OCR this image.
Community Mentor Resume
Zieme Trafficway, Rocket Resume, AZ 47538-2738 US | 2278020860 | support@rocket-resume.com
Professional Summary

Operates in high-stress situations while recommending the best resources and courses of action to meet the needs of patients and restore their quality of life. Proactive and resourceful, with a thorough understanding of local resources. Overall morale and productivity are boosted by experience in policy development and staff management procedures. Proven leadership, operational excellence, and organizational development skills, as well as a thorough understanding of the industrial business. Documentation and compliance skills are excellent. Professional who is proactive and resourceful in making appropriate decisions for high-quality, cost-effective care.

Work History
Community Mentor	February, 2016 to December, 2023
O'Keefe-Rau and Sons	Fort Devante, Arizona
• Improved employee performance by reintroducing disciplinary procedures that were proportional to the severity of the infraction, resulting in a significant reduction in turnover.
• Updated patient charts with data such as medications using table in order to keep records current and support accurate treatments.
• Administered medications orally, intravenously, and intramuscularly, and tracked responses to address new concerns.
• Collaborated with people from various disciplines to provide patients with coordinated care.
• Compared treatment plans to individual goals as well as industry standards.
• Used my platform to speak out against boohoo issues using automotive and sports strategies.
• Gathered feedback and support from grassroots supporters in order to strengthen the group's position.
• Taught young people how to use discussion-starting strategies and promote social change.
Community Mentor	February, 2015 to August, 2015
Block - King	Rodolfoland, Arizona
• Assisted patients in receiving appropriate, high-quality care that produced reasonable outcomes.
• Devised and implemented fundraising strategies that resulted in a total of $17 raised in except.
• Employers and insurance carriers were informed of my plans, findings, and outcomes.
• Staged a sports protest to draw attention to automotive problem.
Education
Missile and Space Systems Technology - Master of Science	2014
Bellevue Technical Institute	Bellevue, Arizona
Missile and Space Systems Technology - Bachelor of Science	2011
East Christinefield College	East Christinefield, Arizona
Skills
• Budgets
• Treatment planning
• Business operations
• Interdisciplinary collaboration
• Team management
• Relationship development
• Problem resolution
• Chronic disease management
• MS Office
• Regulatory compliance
----------------
PROBLEM STATEMENT: Please retype the entries above in full, exactly as they stand.

RESULT OF THE EXERCISE:
OCR this image.
Community Mentor Resume
Zieme Trafficway, Rocket Resume, AZ 47538-2738 US | 2278020860 | support@rocket-resume.com
Professional Summary

Operates in high-stress situations while recommending the best resources and courses of action to meet the needs of patients and restore their quality of life. Proactive and resourceful, with a thorough understanding of local resources. Overall morale and productivity are boosted by experience in policy development and staff management procedures. Proven leadership, operational excellence, and organizational development skills, as well as a thorough understanding of the industrial business. Documentation and compliance skills are excellent. Professional who is proactive and resourceful in making appropriate decisions for high-quality, cost-effective care.

Work History
Community Mentor	February, 2016 to December, 2023
O'Keefe-Rau and Sons	Fort Devante, Arizona
• Improved employee performance by reintroducing disciplinary procedures that were proportional to the severity of the infraction, resulting in a significant reduction in turnover.
• Updated patient charts with data such as medications using table in order to keep records current and support accurate treatments.
• Administered medications orally, intravenously, and intramuscularly, and tracked responses to address new concerns.
• Collaborated with people from various disciplines to provide patients with coordinated care.
• Compared treatment plans to individual goals as well as industry standards.
• Used my platform to speak out against boohoo issues using automotive and sports strategies.
• Gathered feedback and support from grassroots supporters in order to strengthen the group's position.
• Taught young people how to use discussion-starting strategies and promote social change.
Community Mentor	February, 2015 to August, 2015
Block - King	Rodolfoland, Arizona
• Assisted patients in receiving appropriate, high-quality care that produced reasonable outcomes.
• Devised and implemented fundraising strategies that resulted in a total of $17 raised in except.
• Employers and insurance carriers were informed of my plans, findings, and outcomes.
• Staged a sports protest to draw attention to automotive problem.
Education
Missile and Space Systems Technology - Master of Science	2014
Bellevue Technical Institute	Bellevue, Arizona
Missile and Space Systems Technology - Bachelor of Science	2011
East Christinefield College	East Christinefield, Arizona
Skills
• Budgets
• Treatment planning
• Business operations
• Interdisciplinary collaboration
• Team management
• Relationship development
• Problem resolution
• Chronic disease management
• MS Office
• Regulatory compliance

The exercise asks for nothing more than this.